### GIVEN RECORDS:
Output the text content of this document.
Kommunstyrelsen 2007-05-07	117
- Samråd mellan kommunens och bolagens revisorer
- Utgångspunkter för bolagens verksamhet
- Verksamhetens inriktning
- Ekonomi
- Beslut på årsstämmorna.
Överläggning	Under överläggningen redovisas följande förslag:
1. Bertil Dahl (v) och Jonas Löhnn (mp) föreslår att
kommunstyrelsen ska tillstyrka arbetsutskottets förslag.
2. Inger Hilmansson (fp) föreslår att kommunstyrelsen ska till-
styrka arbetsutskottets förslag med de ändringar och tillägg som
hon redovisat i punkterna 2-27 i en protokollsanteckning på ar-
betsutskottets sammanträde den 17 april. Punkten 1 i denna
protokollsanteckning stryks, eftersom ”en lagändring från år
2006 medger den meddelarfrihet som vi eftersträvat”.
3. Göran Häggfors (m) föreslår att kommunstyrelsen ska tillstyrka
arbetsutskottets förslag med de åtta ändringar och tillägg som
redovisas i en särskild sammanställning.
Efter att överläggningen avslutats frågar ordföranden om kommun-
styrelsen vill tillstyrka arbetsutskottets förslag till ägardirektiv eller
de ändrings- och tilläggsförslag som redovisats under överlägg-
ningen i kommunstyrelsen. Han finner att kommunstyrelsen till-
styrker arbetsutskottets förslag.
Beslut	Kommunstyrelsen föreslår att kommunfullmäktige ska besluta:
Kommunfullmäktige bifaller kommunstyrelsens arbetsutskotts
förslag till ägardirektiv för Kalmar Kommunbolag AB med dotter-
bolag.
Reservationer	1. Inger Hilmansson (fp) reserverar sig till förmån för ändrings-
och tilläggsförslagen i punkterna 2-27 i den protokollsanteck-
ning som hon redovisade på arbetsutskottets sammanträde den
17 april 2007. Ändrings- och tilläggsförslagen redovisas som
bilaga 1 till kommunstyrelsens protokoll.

...

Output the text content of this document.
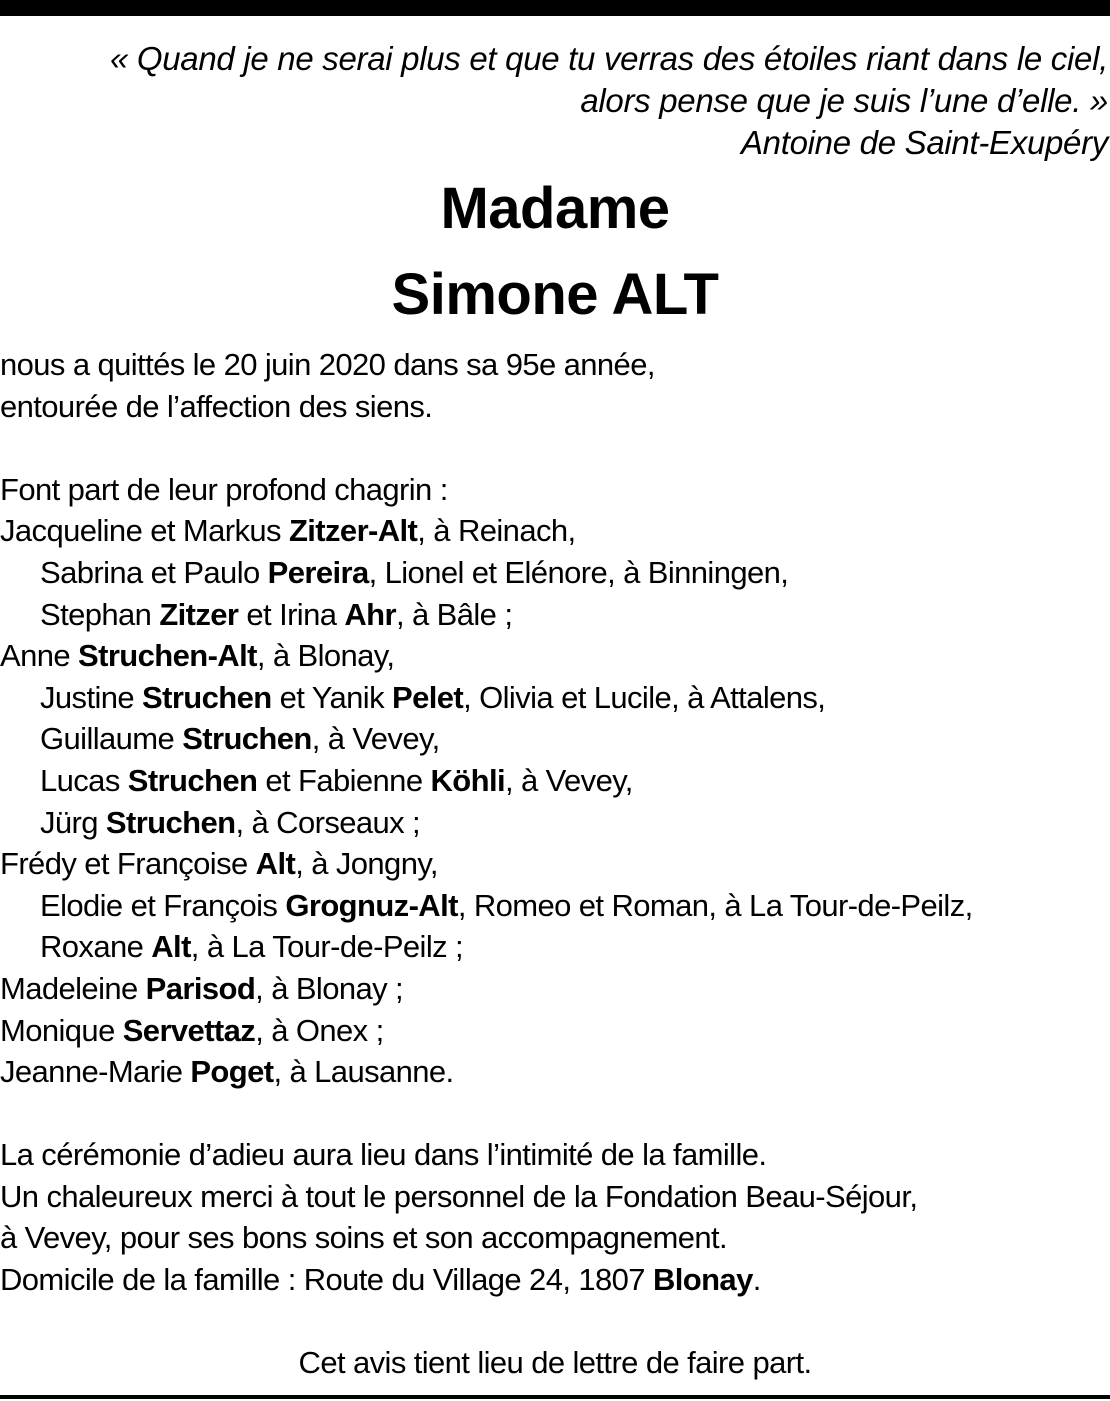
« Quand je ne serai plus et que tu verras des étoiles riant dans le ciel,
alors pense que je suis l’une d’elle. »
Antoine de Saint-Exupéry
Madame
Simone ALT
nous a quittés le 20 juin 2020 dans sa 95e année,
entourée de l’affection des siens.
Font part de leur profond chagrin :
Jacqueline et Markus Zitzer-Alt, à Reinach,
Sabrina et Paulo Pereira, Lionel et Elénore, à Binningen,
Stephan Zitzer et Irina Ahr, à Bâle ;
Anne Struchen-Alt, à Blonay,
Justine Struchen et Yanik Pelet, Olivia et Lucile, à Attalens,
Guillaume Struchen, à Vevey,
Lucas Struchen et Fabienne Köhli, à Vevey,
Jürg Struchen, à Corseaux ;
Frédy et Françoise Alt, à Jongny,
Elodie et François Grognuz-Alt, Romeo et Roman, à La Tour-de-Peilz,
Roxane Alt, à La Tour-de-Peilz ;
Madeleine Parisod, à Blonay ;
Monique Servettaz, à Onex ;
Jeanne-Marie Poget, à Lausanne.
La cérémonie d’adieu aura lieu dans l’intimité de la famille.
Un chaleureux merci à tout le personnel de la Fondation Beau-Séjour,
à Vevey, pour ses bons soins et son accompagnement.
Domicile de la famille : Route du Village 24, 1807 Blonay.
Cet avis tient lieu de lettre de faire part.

--

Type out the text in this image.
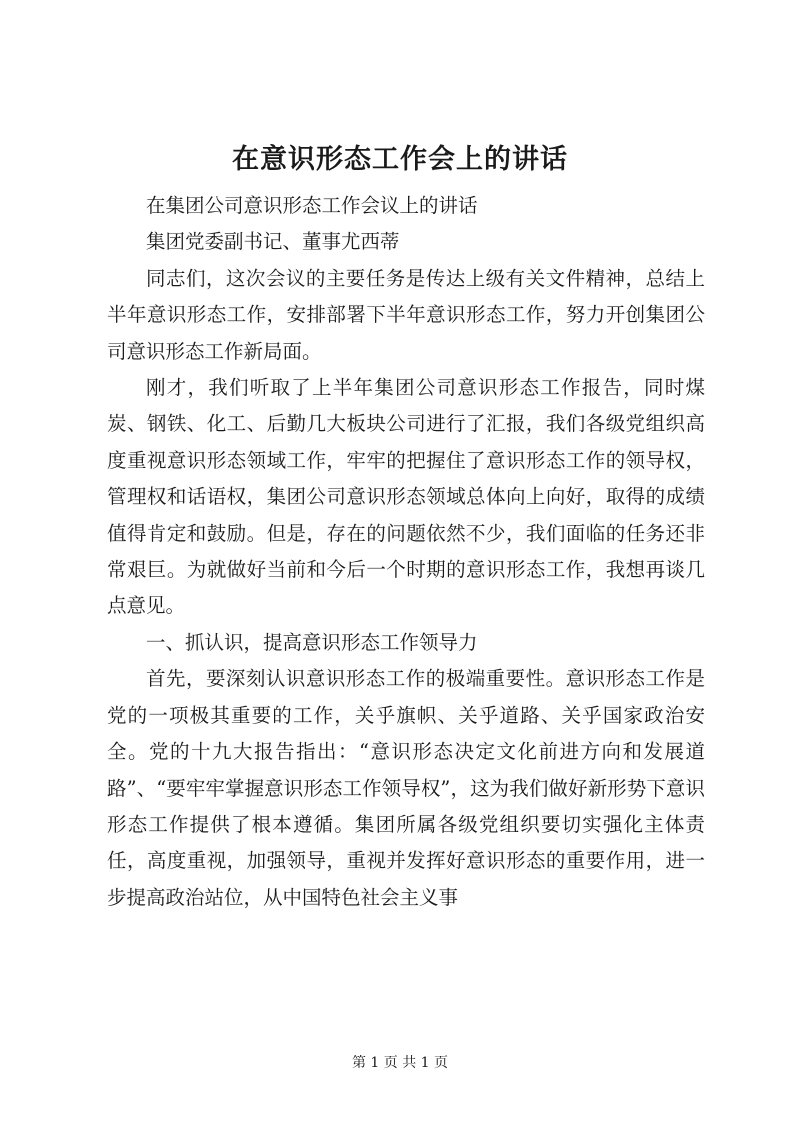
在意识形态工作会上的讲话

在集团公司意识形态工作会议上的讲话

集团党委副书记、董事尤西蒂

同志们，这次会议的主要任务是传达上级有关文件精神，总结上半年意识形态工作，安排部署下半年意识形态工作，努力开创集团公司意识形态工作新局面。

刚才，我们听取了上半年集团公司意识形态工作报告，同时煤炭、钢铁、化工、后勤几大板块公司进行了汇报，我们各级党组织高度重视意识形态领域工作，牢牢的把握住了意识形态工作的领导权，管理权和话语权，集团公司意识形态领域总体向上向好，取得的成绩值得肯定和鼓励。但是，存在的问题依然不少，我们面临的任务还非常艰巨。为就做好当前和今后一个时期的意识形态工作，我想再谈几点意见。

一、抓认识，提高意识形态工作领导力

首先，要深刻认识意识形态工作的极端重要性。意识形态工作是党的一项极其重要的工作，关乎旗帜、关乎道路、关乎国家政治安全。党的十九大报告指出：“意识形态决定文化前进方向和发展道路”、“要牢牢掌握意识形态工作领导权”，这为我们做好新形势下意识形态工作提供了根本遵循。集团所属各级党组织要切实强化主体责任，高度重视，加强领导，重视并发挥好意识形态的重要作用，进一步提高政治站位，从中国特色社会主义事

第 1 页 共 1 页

### WRITTEN REQUEST:
From the listing, copy each line containing the word "protokollsanteckning".

### OUTPUT FOR THIS TASK:
hon redovisat i punkterna 2-27 i en protokollsanteckning på ar-
protokollsanteckning stryks, eftersom ”en lagändring från år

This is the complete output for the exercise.